--- Start Data to process ---

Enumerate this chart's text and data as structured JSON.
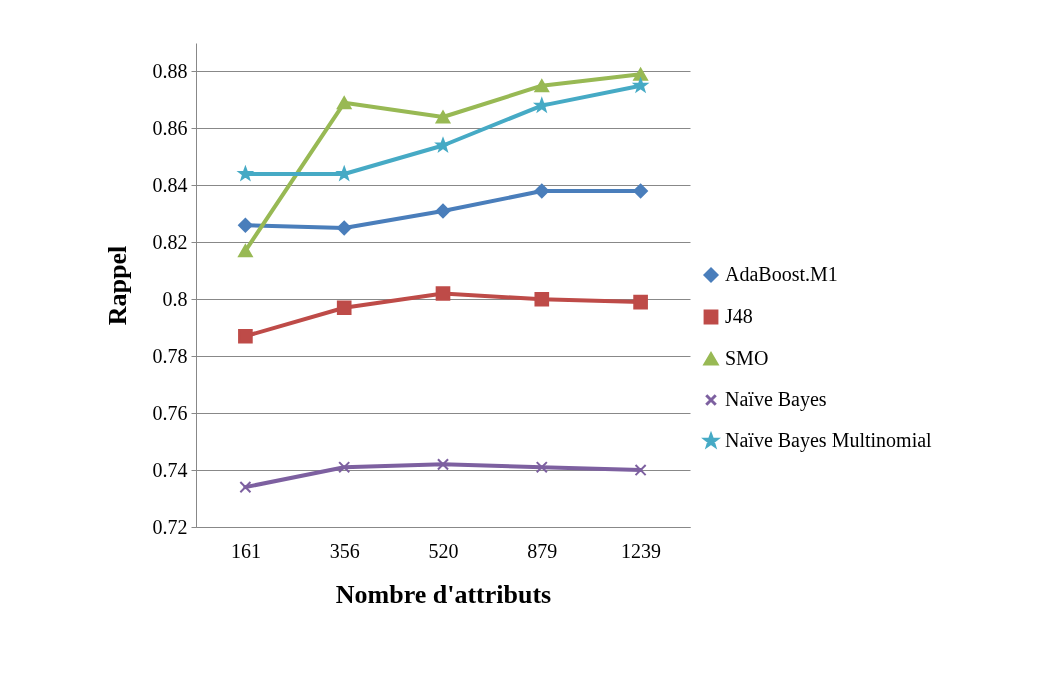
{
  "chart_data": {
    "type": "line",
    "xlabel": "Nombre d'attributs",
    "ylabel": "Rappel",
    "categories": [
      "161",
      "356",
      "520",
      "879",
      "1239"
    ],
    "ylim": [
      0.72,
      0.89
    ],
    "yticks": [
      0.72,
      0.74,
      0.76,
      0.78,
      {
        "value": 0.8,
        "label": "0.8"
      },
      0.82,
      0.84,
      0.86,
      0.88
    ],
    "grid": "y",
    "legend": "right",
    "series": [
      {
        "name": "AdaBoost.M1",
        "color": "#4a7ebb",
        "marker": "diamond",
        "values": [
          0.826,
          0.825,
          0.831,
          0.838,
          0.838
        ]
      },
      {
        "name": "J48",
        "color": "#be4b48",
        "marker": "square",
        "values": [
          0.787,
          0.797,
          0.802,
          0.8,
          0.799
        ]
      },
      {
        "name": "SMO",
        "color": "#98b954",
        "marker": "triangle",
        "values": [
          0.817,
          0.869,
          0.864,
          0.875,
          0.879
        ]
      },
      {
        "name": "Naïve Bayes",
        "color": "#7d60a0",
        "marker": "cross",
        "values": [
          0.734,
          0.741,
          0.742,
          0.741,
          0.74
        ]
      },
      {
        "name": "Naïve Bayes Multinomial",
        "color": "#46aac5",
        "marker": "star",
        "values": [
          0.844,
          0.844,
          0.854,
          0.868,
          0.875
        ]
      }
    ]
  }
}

--- End Data to process ---
--- Start Data to process ---

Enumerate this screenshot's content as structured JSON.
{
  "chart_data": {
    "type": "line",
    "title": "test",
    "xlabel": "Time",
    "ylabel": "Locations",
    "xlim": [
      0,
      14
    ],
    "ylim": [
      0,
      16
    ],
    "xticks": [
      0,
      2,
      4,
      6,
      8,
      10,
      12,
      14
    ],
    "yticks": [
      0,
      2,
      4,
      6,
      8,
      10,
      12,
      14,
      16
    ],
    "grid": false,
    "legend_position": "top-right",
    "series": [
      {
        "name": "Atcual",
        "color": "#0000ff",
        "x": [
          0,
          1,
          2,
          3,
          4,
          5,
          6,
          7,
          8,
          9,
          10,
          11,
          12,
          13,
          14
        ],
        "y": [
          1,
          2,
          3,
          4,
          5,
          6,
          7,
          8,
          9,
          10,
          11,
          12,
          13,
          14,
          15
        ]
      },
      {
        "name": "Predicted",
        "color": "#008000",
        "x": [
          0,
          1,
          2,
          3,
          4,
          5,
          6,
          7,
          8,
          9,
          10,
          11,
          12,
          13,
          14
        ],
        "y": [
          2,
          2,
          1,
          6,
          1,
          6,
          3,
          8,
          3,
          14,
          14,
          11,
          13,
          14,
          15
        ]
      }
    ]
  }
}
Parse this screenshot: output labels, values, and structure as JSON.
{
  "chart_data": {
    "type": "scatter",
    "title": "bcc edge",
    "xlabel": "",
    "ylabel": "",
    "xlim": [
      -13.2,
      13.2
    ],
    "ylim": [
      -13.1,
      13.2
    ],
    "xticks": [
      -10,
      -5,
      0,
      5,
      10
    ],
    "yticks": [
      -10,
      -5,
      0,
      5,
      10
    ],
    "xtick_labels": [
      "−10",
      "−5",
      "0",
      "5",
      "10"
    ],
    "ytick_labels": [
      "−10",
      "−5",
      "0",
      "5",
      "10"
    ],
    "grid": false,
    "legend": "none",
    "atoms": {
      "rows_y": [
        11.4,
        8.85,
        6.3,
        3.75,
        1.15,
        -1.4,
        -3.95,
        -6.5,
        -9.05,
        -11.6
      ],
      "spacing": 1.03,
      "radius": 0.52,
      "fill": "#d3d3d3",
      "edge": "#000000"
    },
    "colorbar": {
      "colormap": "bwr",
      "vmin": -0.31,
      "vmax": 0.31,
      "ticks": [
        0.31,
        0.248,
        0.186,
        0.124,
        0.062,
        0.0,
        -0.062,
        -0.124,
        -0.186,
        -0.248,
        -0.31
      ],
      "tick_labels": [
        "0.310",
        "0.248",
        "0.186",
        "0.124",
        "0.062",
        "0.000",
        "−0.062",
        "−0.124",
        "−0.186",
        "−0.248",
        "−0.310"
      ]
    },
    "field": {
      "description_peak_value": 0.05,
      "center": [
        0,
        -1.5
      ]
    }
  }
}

--- End Data to process ---

* **Prompt**: Show the lines of the records that contain the word "Bayes".

* **Response**:
        "name": "Naïve Bayes",
        "name": "Naïve Bayes Multinomial",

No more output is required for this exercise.